» Problem to solve
All entries should be output exactly as they stand.

--- start ---

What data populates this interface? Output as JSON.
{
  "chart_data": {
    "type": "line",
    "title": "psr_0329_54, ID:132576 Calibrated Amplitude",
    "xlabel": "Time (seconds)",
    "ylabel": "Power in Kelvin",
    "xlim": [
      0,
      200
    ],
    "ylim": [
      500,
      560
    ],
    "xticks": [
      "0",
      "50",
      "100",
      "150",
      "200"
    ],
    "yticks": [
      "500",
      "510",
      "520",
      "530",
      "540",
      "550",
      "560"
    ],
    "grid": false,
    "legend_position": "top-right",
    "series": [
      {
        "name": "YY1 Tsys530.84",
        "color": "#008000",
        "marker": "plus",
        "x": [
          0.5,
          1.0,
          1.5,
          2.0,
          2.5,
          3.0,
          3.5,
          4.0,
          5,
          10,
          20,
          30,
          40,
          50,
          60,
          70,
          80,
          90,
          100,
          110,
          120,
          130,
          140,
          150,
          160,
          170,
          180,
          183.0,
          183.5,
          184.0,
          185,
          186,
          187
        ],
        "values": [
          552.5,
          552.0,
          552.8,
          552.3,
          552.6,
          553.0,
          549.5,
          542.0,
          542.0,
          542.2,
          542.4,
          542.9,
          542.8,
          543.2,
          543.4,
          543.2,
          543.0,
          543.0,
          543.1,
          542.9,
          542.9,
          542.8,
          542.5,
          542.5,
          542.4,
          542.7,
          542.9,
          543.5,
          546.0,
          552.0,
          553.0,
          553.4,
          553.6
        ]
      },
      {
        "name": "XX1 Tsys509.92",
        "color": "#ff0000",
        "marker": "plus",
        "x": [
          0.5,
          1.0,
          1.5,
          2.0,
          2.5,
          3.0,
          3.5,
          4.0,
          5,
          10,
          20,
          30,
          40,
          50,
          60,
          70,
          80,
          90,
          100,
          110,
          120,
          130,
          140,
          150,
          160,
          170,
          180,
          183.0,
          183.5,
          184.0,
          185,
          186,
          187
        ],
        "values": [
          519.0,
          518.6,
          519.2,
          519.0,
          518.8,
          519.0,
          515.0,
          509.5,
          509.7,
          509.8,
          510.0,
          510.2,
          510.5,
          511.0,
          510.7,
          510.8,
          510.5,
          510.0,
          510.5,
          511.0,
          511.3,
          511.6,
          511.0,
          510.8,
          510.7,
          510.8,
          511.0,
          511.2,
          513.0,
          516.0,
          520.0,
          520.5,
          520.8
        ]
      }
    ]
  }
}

--- end ---

» Response to the task
What data populates this interface? Output as JSON.
{
  "chart_data": {
    "type": "line",
    "title": "psr_0329_54, ID:132576 Calibrated Amplitude",
    "xlabel": "Time (seconds)",
    "ylabel": "Power in Kelvin",
    "xlim": [
      0,
      200
    ],
    "ylim": [
      500,
      560
    ],
    "xticks": [
      "0",
      "50",
      "100",
      "150",
      "200"
    ],
    "yticks": [
      "500",
      "510",
      "520",
      "530",
      "540",
      "550",
      "560"
    ],
    "grid": false,
    "legend_position": "top-right",
    "series": [
      {
        "name": "YY1 Tsys530.84",
        "color": "#008000",
        "marker": "plus",
        "x": [
          0.5,
          1.0,
          1.5,
          2.0,
          2.5,
          3.0,
          3.5,
          4.0,
          5,
          10,
          20,
          30,
          40,
          50,
          60,
          70,
          80,
          90,
          100,
          110,
          120,
          130,
          140,
          150,
          160,
          170,
          180,
          183.0,
          183.5,
          184.0,
          185,
          186,
          187
        ],
        "values": [
          552.5,
          552.0,
          552.8,
          552.3,
          552.6,
          553.0,
          549.5,
          542.0,
          542.0,
          542.2,
          542.4,
          542.9,
          542.8,
          543.2,
          543.4,
          543.2,
          543.0,
          543.0,
          543.1,
          542.9,
          542.9,
          542.8,
          542.5,
          542.5,
          542.4,
          542.7,
          542.9,
          543.5,
          546.0,
          552.0,
          553.0,
          553.4,
          553.6
        ]
      },
      {
        "name": "XX1 Tsys509.92",
        "color": "#ff0000",
        "marker": "plus",
        "x": [
          0.5,
          1.0,
          1.5,
          2.0,
          2.5,
          3.0,
          3.5,
          4.0,
          5,
          10,
          20,
          30,
          40,
          50,
          60,
          70,
          80,
          90,
          100,
          110,
          120,
          130,
          140,
          150,
          160,
          170,
          180,
          183.0,
          183.5,
          184.0,
          185,
          186,
          187
        ],
        "values": [
          519.0,
          518.6,
          519.2,
          519.0,
          518.8,
          519.0,
          515.0,
          509.5,
          509.7,
          509.8,
          510.0,
          510.2,
          510.5,
          511.0,
          510.7,
          510.8,
          510.5,
          510.0,
          510.5,
          511.0,
          511.3,
          511.6,
          511.0,
          510.8,
          510.7,
          510.8,
          511.0,
          511.2,
          513.0,
          516.0,
          520.0,
          520.5,
          520.8
        ]
      }
    ]
  }
}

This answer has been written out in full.